[start of Record excerpts]

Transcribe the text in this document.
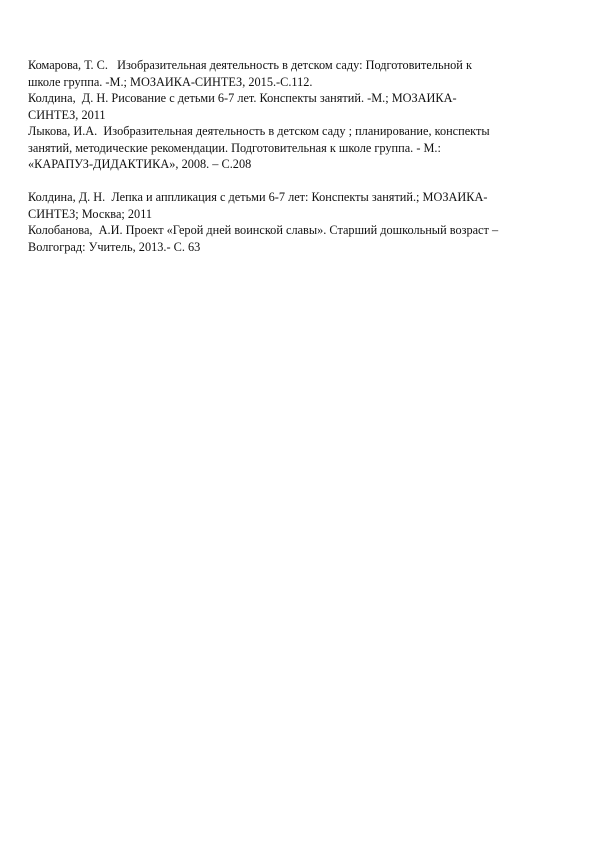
Комарова, Т. С.   Изобразительная деятельность в детском саду: Подготовительной к
школе группа. -М.; МОЗАИКА-СИНТЕЗ, 2015.-С.112.
Колдина,  Д. Н. Рисование с детьми 6-7 лет. Конспекты занятий. -М.; МОЗАИКА-
СИНТЕЗ, 2011
Лыкова, И.А.  Изобразительная деятельность в детском саду ; планирование, конспекты
занятий, методические рекомендации. Подготовительная к школе группа. - М.:
«КАРАПУЗ-ДИДАКТИКА», 2008. – С.208
Колдина, Д. Н.  Лепка и аппликация с детьми 6-7 лет: Конспекты занятий.; МОЗАИКА-
СИНТЕЗ; Москва; 2011
Колобанова,  А.И. Проект «Герой дней воинской славы». Старший дошкольный возраст –
Волгоград: Учитель, 2013.- С. 63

[end of Record excerpts]

#### Work required
Leave the pictures out and output the rest of the listing exactly.

#### Expected answer
Transcribe the text in this document.
Комарова, Т. С.   Изобразительная деятельность в детском саду: Подготовительной к
школе группа. -М.; МОЗАИКА-СИНТЕЗ, 2015.-С.112.
Колдина,  Д. Н. Рисование с детьми 6-7 лет. Конспекты занятий. -М.; МОЗАИКА-
СИНТЕЗ, 2011
Лыкова, И.А.  Изобразительная деятельность в детском саду ; планирование, конспекты
занятий, методические рекомендации. Подготовительная к школе группа. - М.:
«КАРАПУЗ-ДИДАКТИКА», 2008. – С.208
Колдина, Д. Н.  Лепка и аппликация с детьми 6-7 лет: Конспекты занятий.; МОЗАИКА-
СИНТЕЗ; Москва; 2011
Колобанова,  А.И. Проект «Герой дней воинской славы». Старший дошкольный возраст –
Волгоград: Учитель, 2013.- С. 63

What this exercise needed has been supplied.